====== EXTRACTED RECORDS ======
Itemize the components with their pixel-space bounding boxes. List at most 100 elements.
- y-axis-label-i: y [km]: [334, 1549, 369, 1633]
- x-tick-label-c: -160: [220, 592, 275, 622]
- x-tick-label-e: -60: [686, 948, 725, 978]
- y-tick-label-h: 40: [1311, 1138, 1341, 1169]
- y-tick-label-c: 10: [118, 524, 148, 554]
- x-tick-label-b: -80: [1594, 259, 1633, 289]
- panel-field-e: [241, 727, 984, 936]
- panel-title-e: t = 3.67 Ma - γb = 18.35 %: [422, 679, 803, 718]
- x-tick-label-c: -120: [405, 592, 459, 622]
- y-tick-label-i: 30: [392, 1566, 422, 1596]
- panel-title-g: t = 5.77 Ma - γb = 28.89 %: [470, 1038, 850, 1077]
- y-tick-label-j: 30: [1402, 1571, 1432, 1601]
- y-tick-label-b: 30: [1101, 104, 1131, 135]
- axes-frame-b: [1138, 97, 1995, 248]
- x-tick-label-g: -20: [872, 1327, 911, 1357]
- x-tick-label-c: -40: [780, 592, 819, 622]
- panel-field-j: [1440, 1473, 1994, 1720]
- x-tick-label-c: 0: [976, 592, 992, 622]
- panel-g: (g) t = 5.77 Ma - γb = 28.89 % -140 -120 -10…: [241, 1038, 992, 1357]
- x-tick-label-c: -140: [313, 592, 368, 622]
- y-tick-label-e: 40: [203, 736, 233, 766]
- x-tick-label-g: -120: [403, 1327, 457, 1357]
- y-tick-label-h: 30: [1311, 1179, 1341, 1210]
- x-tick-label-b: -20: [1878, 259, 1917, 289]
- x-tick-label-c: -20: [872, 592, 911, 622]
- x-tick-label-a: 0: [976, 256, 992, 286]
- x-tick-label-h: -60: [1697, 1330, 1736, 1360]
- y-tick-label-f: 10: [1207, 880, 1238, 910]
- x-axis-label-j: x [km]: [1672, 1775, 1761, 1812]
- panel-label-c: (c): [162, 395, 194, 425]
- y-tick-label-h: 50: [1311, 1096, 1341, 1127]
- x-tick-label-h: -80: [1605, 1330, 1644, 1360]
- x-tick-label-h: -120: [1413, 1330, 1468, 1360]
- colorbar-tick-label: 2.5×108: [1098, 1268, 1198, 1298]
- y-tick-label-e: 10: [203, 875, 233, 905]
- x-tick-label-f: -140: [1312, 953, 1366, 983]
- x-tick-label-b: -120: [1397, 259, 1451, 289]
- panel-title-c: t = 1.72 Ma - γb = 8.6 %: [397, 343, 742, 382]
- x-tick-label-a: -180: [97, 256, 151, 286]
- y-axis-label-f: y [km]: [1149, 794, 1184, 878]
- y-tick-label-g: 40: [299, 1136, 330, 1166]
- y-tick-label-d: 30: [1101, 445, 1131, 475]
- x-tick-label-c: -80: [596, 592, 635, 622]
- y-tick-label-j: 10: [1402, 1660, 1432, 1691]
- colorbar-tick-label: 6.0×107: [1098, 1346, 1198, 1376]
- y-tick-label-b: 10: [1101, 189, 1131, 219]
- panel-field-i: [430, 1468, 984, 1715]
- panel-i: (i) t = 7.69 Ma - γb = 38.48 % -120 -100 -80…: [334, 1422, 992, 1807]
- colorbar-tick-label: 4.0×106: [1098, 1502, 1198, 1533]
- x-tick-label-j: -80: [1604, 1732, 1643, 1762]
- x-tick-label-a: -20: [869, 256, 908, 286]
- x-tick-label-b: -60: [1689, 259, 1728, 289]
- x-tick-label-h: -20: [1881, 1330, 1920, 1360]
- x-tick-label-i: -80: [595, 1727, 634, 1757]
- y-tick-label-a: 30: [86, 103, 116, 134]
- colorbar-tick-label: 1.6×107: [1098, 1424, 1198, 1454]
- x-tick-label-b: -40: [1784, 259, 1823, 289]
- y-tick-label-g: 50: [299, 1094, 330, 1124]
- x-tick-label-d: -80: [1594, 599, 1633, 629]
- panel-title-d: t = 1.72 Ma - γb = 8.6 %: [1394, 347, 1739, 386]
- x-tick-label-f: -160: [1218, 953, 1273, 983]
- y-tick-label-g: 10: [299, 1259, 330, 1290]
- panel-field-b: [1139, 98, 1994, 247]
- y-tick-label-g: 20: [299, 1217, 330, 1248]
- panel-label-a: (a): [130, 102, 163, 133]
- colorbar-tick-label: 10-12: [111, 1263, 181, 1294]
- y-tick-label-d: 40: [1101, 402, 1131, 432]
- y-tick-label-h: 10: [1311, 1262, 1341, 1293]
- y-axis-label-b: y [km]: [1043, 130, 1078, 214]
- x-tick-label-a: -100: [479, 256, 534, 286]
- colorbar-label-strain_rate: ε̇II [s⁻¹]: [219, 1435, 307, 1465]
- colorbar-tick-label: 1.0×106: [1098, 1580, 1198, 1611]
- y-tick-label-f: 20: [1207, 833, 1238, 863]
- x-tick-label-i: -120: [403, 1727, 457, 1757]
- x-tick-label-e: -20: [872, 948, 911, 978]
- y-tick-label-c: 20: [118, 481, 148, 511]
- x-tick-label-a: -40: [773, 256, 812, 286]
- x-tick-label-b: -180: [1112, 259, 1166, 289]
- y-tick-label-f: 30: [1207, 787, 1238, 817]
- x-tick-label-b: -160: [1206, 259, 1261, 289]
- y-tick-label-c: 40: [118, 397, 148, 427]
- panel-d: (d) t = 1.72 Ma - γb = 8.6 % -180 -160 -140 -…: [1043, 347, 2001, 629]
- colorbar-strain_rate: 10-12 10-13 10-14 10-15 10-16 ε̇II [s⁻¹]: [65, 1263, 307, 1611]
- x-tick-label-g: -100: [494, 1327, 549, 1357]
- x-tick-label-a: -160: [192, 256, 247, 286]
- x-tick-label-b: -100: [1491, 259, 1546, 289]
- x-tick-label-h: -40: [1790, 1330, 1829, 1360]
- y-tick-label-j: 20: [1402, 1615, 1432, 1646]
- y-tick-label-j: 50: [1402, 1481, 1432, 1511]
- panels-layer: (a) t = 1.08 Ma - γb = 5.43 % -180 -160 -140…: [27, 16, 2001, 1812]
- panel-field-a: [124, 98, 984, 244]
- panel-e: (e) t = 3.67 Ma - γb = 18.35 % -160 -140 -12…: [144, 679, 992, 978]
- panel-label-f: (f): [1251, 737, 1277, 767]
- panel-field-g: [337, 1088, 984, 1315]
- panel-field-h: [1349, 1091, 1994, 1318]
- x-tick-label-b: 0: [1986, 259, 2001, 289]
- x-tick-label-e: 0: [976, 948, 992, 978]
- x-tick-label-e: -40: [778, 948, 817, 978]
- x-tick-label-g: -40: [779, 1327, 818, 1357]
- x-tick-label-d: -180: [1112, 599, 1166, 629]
======
Copy out every line of the data above word for word, without changing anything.

Itemize the components with their pixel-space bounding boxes. List at most 100 elements.
- y-axis-label-i: y [km]: [334, 1549, 369, 1633]
- x-tick-label-c: -160: [220, 592, 275, 622]
- x-tick-label-e: -60: [686, 948, 725, 978]
- y-tick-label-h: 40: [1311, 1138, 1341, 1169]
- y-tick-label-c: 10: [118, 524, 148, 554]
- x-tick-label-b: -80: [1594, 259, 1633, 289]
- panel-field-e: [241, 727, 984, 936]
- panel-title-e: t = 3.67 Ma - γb = 18.35 %: [422, 679, 803, 718]
- x-tick-label-c: -120: [405, 592, 459, 622]
- y-tick-label-i: 30: [392, 1566, 422, 1596]
- panel-title-g: t = 5.77 Ma - γb = 28.89 %: [470, 1038, 850, 1077]
- y-tick-label-j: 30: [1402, 1571, 1432, 1601]
- y-tick-label-b: 30: [1101, 104, 1131, 135]
- axes-frame-b: [1138, 97, 1995, 248]
- x-tick-label-g: -20: [872, 1327, 911, 1357]
- x-tick-label-c: -40: [780, 592, 819, 622]
- panel-field-j: [1440, 1473, 1994, 1720]
- x-tick-label-c: 0: [976, 592, 992, 622]
- panel-g: (g) t = 5.77 Ma - γb = 28.89 % -140 -120 -10…: [241, 1038, 992, 1357]
- x-tick-label-c: -140: [313, 592, 368, 622]
- y-tick-label-e: 40: [203, 736, 233, 766]
- x-tick-label-g: -120: [403, 1327, 457, 1357]
- y-tick-label-h: 30: [1311, 1179, 1341, 1210]
- x-tick-label-b: -20: [1878, 259, 1917, 289]
- x-tick-label-c: -20: [872, 592, 911, 622]
- x-tick-label-a: 0: [976, 256, 992, 286]
- x-tick-label-h: -60: [1697, 1330, 1736, 1360]
- y-tick-label-f: 10: [1207, 880, 1238, 910]
- x-axis-label-j: x [km]: [1672, 1775, 1761, 1812]
- panel-label-c: (c): [162, 395, 194, 425]
- y-tick-label-h: 50: [1311, 1096, 1341, 1127]
- x-tick-label-h: -80: [1605, 1330, 1644, 1360]
- x-tick-label-h: -120: [1413, 1330, 1468, 1360]
- colorbar-tick-label: 2.5×108: [1098, 1268, 1198, 1298]
- y-tick-label-e: 10: [203, 875, 233, 905]
- x-tick-label-f: -140: [1312, 953, 1366, 983]
- x-tick-label-b: -120: [1397, 259, 1451, 289]
- panel-title-c: t = 1.72 Ma - γb = 8.6 %: [397, 343, 742, 382]
- x-tick-label-a: -180: [97, 256, 151, 286]
- y-axis-label-f: y [km]: [1149, 794, 1184, 878]
- y-tick-label-g: 40: [299, 1136, 330, 1166]
- y-tick-label-d: 30: [1101, 445, 1131, 475]
- x-tick-label-c: -80: [596, 592, 635, 622]
- y-tick-label-j: 10: [1402, 1660, 1432, 1691]
- colorbar-tick-label: 6.0×107: [1098, 1346, 1198, 1376]
- y-tick-label-b: 10: [1101, 189, 1131, 219]
- panel-field-i: [430, 1468, 984, 1715]
- panel-i: (i) t = 7.69 Ma - γb = 38.48 % -120 -100 -80…: [334, 1422, 992, 1807]
- colorbar-tick-label: 4.0×106: [1098, 1502, 1198, 1533]
- x-tick-label-j: -80: [1604, 1732, 1643, 1762]
- x-tick-label-a: -20: [869, 256, 908, 286]
- x-tick-label-b: -60: [1689, 259, 1728, 289]
- x-tick-label-h: -20: [1881, 1330, 1920, 1360]
- x-tick-label-i: -80: [595, 1727, 634, 1757]
- y-tick-label-a: 30: [86, 103, 116, 134]
- colorbar-tick-label: 1.6×107: [1098, 1424, 1198, 1454]
- x-tick-label-b: -40: [1784, 259, 1823, 289]
- y-tick-label-g: 50: [299, 1094, 330, 1124]
- x-tick-label-d: -80: [1594, 599, 1633, 629]
- panel-title-d: t = 1.72 Ma - γb = 8.6 %: [1394, 347, 1739, 386]
- x-tick-label-f: -160: [1218, 953, 1273, 983]
- y-tick-label-g: 10: [299, 1259, 330, 1290]
- panel-field-b: [1139, 98, 1994, 247]
- y-tick-label-g: 20: [299, 1217, 330, 1248]
- panel-label-a: (a): [130, 102, 163, 133]
- colorbar-tick-label: 10-12: [111, 1263, 181, 1294]
- y-tick-label-d: 40: [1101, 402, 1131, 432]
- y-tick-label-h: 10: [1311, 1262, 1341, 1293]
- y-axis-label-b: y [km]: [1043, 130, 1078, 214]
- x-tick-label-a: -100: [479, 256, 534, 286]
- colorbar-label-strain_rate: ε̇II [s⁻¹]: [219, 1435, 307, 1465]
- colorbar-tick-label: 1.0×106: [1098, 1580, 1198, 1611]
- y-tick-label-f: 20: [1207, 833, 1238, 863]
- x-tick-label-i: -120: [403, 1727, 457, 1757]
- x-tick-label-e: -20: [872, 948, 911, 978]
- y-tick-label-c: 20: [118, 481, 148, 511]
- x-tick-label-a: -40: [773, 256, 812, 286]
- x-tick-label-b: -180: [1112, 259, 1166, 289]
- y-tick-label-f: 30: [1207, 787, 1238, 817]
- x-tick-label-b: -160: [1206, 259, 1261, 289]
- y-tick-label-c: 40: [118, 397, 148, 427]
- panel-d: (d) t = 1.72 Ma - γb = 8.6 % -180 -160 -140 -…: [1043, 347, 2001, 629]
- colorbar-strain_rate: 10-12 10-13 10-14 10-15 10-16 ε̇II [s⁻¹]: [65, 1263, 307, 1611]
- x-tick-label-g: -100: [494, 1327, 549, 1357]
- x-tick-label-a: -160: [192, 256, 247, 286]
- x-tick-label-b: -100: [1491, 259, 1546, 289]
- x-tick-label-h: -40: [1790, 1330, 1829, 1360]
- y-tick-label-j: 20: [1402, 1615, 1432, 1646]
- y-tick-label-j: 50: [1402, 1481, 1432, 1511]
- panels-layer: (a) t = 1.08 Ma - γb = 5.43 % -180 -160 -140…: [27, 16, 2001, 1812]
- panel-field-a: [124, 98, 984, 244]
- panel-e: (e) t = 3.67 Ma - γb = 18.35 % -160 -140 -12…: [144, 679, 992, 978]
- panel-label-f: (f): [1251, 737, 1277, 767]
- panel-field-g: [337, 1088, 984, 1315]
- panel-field-h: [1349, 1091, 1994, 1318]
- x-tick-label-b: 0: [1986, 259, 2001, 289]
- x-tick-label-e: 0: [976, 948, 992, 978]
- x-tick-label-e: -40: [778, 948, 817, 978]
- x-tick-label-g: -40: [779, 1327, 818, 1357]
- x-tick-label-d: -180: [1112, 599, 1166, 629]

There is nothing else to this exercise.